WHAT THE EXERCISE ASKS:
Show every line of the records below that contains the word "request".

EXTRACTED INFORMATION:

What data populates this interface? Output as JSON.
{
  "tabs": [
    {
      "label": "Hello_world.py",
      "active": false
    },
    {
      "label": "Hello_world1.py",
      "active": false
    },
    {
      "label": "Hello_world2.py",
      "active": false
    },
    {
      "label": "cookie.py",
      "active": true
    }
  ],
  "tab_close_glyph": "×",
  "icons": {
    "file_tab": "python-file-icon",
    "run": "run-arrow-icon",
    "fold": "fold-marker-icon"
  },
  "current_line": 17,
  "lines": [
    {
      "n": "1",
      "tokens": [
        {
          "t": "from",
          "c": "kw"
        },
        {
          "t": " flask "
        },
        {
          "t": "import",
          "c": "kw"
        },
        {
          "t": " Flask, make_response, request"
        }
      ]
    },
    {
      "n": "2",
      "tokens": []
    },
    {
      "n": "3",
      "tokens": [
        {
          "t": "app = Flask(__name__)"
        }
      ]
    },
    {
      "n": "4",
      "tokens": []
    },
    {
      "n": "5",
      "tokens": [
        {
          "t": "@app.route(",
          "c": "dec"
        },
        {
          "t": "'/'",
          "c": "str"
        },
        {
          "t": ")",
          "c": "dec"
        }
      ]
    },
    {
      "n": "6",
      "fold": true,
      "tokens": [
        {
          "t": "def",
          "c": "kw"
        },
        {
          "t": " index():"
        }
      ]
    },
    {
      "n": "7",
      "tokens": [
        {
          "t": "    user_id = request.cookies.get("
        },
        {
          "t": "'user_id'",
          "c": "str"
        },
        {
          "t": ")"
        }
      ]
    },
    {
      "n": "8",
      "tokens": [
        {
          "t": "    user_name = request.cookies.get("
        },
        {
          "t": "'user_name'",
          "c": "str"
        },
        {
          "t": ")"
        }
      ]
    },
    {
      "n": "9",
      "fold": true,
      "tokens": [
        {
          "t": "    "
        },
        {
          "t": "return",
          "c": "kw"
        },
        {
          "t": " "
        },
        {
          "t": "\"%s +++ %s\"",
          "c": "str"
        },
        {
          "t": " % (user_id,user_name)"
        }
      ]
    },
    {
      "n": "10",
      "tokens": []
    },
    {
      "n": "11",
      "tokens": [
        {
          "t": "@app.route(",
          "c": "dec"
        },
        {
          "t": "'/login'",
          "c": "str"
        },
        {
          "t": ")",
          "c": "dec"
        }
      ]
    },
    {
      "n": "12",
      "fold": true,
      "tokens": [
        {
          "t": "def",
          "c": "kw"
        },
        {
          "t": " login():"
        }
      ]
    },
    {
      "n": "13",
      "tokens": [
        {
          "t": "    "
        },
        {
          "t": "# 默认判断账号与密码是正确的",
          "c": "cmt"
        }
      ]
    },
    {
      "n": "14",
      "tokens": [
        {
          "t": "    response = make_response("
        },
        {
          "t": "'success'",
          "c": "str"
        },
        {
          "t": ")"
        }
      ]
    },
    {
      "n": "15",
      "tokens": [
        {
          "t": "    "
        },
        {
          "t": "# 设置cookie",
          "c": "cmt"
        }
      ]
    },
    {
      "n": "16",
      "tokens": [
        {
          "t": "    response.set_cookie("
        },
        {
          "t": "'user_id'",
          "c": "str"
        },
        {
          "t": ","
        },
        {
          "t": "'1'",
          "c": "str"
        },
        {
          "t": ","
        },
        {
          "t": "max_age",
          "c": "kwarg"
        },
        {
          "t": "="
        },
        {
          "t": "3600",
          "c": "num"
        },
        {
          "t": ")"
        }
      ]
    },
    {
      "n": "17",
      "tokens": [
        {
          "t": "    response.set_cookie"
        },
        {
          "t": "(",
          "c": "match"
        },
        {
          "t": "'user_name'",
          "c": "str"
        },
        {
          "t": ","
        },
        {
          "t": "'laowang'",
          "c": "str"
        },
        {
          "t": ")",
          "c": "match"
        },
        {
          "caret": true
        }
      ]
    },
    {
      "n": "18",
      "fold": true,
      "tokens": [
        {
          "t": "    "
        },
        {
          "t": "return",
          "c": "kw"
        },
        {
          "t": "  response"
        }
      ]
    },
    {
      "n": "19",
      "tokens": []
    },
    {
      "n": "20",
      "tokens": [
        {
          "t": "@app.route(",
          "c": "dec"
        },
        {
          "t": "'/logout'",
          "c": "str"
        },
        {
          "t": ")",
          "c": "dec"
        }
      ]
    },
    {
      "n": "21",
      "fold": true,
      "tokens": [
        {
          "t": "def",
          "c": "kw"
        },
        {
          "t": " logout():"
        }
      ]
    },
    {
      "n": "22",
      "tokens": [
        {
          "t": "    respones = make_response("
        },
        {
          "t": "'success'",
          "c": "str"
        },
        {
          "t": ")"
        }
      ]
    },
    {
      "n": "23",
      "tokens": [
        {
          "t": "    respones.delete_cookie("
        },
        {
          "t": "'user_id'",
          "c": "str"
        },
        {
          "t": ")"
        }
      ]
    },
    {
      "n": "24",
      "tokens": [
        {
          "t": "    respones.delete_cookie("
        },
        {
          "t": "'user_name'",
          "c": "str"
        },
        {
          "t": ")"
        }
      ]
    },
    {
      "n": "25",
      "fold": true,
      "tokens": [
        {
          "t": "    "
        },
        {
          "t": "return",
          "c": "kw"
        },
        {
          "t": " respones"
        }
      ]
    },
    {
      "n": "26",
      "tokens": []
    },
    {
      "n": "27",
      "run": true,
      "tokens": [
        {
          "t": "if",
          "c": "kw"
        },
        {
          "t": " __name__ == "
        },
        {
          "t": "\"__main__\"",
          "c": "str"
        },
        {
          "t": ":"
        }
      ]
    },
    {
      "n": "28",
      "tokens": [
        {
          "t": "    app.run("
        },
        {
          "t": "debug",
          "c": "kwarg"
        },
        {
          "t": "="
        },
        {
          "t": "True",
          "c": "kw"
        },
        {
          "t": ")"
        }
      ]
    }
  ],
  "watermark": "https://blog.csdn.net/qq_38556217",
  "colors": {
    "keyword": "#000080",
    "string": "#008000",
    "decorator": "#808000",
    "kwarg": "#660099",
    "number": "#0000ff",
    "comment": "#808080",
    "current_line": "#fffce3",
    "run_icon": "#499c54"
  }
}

SOLUTION TO THIS TASK:
          "t": " Flask, make_response, request"
          "t": "    user_id = request.cookies.get("
          "t": "    user_name = request.cookies.get("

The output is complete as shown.